• **Objective**
Here are some entries; quote each one exactly.

• **Available data**
• • • •
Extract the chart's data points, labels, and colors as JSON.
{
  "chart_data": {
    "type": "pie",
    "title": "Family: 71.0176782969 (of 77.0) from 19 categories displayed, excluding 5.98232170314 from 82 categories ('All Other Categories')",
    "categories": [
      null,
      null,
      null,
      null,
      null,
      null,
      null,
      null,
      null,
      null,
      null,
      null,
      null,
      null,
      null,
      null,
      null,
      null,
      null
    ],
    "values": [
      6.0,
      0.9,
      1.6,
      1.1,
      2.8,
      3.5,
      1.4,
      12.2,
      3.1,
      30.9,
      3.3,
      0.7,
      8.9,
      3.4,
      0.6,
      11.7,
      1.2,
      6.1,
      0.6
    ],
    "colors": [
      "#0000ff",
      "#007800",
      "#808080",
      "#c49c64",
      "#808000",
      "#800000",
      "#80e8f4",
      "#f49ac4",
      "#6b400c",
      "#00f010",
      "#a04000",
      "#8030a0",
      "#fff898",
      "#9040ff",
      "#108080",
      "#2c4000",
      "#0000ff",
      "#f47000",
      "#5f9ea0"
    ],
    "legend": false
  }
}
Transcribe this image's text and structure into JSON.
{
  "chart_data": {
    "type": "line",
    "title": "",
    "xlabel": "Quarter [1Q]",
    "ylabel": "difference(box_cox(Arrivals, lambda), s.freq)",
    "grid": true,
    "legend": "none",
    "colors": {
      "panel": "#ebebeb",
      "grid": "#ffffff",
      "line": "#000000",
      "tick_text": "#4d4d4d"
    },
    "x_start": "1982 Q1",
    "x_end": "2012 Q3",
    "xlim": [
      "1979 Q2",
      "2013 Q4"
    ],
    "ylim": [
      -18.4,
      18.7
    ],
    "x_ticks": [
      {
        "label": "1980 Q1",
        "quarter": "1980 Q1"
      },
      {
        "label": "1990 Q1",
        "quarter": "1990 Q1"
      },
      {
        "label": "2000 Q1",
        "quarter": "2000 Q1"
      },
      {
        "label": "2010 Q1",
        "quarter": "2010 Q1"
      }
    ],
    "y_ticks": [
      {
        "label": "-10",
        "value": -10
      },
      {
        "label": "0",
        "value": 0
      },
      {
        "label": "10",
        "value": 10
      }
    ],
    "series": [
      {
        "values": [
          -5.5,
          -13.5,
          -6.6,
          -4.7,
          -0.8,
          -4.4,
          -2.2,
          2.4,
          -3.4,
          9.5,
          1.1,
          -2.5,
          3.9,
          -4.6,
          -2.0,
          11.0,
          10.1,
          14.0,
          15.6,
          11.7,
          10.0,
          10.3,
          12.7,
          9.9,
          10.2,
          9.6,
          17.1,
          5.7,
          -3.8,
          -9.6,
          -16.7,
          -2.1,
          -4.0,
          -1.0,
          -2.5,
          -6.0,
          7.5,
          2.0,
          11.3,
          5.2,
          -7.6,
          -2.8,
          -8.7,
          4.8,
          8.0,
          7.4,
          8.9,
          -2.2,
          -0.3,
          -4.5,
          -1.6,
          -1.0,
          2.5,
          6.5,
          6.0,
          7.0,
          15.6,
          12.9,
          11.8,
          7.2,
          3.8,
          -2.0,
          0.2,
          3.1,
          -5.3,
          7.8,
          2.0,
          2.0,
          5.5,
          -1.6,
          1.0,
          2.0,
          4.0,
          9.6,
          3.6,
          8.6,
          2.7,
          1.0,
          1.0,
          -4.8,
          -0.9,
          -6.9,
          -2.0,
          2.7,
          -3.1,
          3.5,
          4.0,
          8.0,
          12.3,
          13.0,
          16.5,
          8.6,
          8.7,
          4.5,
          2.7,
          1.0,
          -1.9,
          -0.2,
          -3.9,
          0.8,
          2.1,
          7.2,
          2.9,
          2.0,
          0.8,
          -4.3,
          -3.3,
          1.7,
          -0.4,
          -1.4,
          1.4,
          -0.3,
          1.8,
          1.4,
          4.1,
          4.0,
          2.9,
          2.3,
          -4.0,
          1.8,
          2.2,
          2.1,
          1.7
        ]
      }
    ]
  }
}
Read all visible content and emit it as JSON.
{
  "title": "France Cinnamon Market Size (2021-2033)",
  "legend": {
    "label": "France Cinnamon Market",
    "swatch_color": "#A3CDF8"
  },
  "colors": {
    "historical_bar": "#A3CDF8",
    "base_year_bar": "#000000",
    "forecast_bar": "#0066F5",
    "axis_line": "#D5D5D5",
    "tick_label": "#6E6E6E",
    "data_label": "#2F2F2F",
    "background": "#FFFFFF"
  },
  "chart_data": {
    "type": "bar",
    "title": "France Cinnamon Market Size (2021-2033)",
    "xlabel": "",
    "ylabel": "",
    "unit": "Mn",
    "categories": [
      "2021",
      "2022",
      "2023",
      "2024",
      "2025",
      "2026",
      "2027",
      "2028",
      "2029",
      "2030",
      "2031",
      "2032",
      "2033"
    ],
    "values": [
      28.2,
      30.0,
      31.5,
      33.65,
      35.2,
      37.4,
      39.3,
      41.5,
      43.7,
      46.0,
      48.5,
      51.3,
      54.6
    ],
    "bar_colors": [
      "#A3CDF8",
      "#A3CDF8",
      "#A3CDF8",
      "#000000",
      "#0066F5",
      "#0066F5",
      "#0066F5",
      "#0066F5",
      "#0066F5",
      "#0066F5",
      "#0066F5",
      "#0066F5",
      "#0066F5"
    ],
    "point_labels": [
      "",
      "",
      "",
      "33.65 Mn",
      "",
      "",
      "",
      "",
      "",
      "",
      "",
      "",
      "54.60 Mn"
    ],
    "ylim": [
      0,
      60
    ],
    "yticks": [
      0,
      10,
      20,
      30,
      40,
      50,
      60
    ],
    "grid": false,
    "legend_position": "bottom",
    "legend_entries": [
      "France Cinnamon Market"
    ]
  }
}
• • • •
• **Right answer**
Extract the chart's data points, labels, and colors as JSON.
{
  "chart_data": {
    "type": "pie",
    "title": "Family: 71.0176782969 (of 77.0) from 19 categories displayed, excluding 5.98232170314 from 82 categories ('All Other Categories')",
    "categories": [
      null,
      null,
      null,
      null,
      null,
      null,
      null,
      null,
      null,
      null,
      null,
      null,
      null,
      null,
      null,
      null,
      null,
      null,
      null
    ],
    "values": [
      6.0,
      0.9,
      1.6,
      1.1,
      2.8,
      3.5,
      1.4,
      12.2,
      3.1,
      30.9,
      3.3,
      0.7,
      8.9,
      3.4,
      0.6,
      11.7,
      1.2,
      6.1,
      0.6
    ],
    "colors": [
      "#0000ff",
      "#007800",
      "#808080",
      "#c49c64",
      "#808000",
      "#800000",
      "#80e8f4",
      "#f49ac4",
      "#6b400c",
      "#00f010",
      "#a04000",
      "#8030a0",
      "#fff898",
      "#9040ff",
      "#108080",
      "#2c4000",
      "#0000ff",
      "#f47000",
      "#5f9ea0"
    ],
    "legend": false
  }
}
Transcribe this image's text and structure into JSON.
{
  "chart_data": {
    "type": "line",
    "title": "",
    "xlabel": "Quarter [1Q]",
    "ylabel": "difference(box_cox(Arrivals, lambda), s.freq)",
    "grid": true,
    "legend": "none",
    "colors": {
      "panel": "#ebebeb",
      "grid": "#ffffff",
      "line": "#000000",
      "tick_text": "#4d4d4d"
    },
    "x_start": "1982 Q1",
    "x_end": "2012 Q3",
    "xlim": [
      "1979 Q2",
      "2013 Q4"
    ],
    "ylim": [
      -18.4,
      18.7
    ],
    "x_ticks": [
      {
        "label": "1980 Q1",
        "quarter": "1980 Q1"
      },
      {
        "label": "1990 Q1",
        "quarter": "1990 Q1"
      },
      {
        "label": "2000 Q1",
        "quarter": "2000 Q1"
      },
      {
        "label": "2010 Q1",
        "quarter": "2010 Q1"
      }
    ],
    "y_ticks": [
      {
        "label": "-10",
        "value": -10
      },
      {
        "label": "0",
        "value": 0
      },
      {
        "label": "10",
        "value": 10
      }
    ],
    "series": [
      {
        "values": [
          -5.5,
          -13.5,
          -6.6,
          -4.7,
          -0.8,
          -4.4,
          -2.2,
          2.4,
          -3.4,
          9.5,
          1.1,
          -2.5,
          3.9,
          -4.6,
          -2.0,
          11.0,
          10.1,
          14.0,
          15.6,
          11.7,
          10.0,
          10.3,
          12.7,
          9.9,
          10.2,
          9.6,
          17.1,
          5.7,
          -3.8,
          -9.6,
          -16.7,
          -2.1,
          -4.0,
          -1.0,
          -2.5,
          -6.0,
          7.5,
          2.0,
          11.3,
          5.2,
          -7.6,
          -2.8,
          -8.7,
          4.8,
          8.0,
          7.4,
          8.9,
          -2.2,
          -0.3,
          -4.5,
          -1.6,
          -1.0,
          2.5,
          6.5,
          6.0,
          7.0,
          15.6,
          12.9,
          11.8,
          7.2,
          3.8,
          -2.0,
          0.2,
          3.1,
          -5.3,
          7.8,
          2.0,
          2.0,
          5.5,
          -1.6,
          1.0,
          2.0,
          4.0,
          9.6,
          3.6,
          8.6,
          2.7,
          1.0,
          1.0,
          -4.8,
          -0.9,
          -6.9,
          -2.0,
          2.7,
          -3.1,
          3.5,
          4.0,
          8.0,
          12.3,
          13.0,
          16.5,
          8.6,
          8.7,
          4.5,
          2.7,
          1.0,
          -1.9,
          -0.2,
          -3.9,
          0.8,
          2.1,
          7.2,
          2.9,
          2.0,
          0.8,
          -4.3,
          -3.3,
          1.7,
          -0.4,
          -1.4,
          1.4,
          -0.3,
          1.8,
          1.4,
          4.1,
          4.0,
          2.9,
          2.3,
          -4.0,
          1.8,
          2.2,
          2.1,
          1.7
        ]
      }
    ]
  }
}
Read all visible content and emit it as JSON.
{
  "title": "France Cinnamon Market Size (2021-2033)",
  "legend": {
    "label": "France Cinnamon Market",
    "swatch_color": "#A3CDF8"
  },
  "colors": {
    "historical_bar": "#A3CDF8",
    "base_year_bar": "#000000",
    "forecast_bar": "#0066F5",
    "axis_line": "#D5D5D5",
    "tick_label": "#6E6E6E",
    "data_label": "#2F2F2F",
    "background": "#FFFFFF"
  },
  "chart_data": {
    "type": "bar",
    "title": "France Cinnamon Market Size (2021-2033)",
    "xlabel": "",
    "ylabel": "",
    "unit": "Mn",
    "categories": [
      "2021",
      "2022",
      "2023",
      "2024",
      "2025",
      "2026",
      "2027",
      "2028",
      "2029",
      "2030",
      "2031",
      "2032",
      "2033"
    ],
    "values": [
      28.2,
      30.0,
      31.5,
      33.65,
      35.2,
      37.4,
      39.3,
      41.5,
      43.7,
      46.0,
      48.5,
      51.3,
      54.6
    ],
    "bar_colors": [
      "#A3CDF8",
      "#A3CDF8",
      "#A3CDF8",
      "#000000",
      "#0066F5",
      "#0066F5",
      "#0066F5",
      "#0066F5",
      "#0066F5",
      "#0066F5",
      "#0066F5",
      "#0066F5",
      "#0066F5"
    ],
    "point_labels": [
      "",
      "",
      "",
      "33.65 Mn",
      "",
      "",
      "",
      "",
      "",
      "",
      "",
      "",
      "54.60 Mn"
    ],
    "ylim": [
      0,
      60
    ],
    "yticks": [
      0,
      10,
      20,
      30,
      40,
      50,
      60
    ],
    "grid": false,
    "legend_position": "bottom",
    "legend_entries": [
      "France Cinnamon Market"
    ]
  }
}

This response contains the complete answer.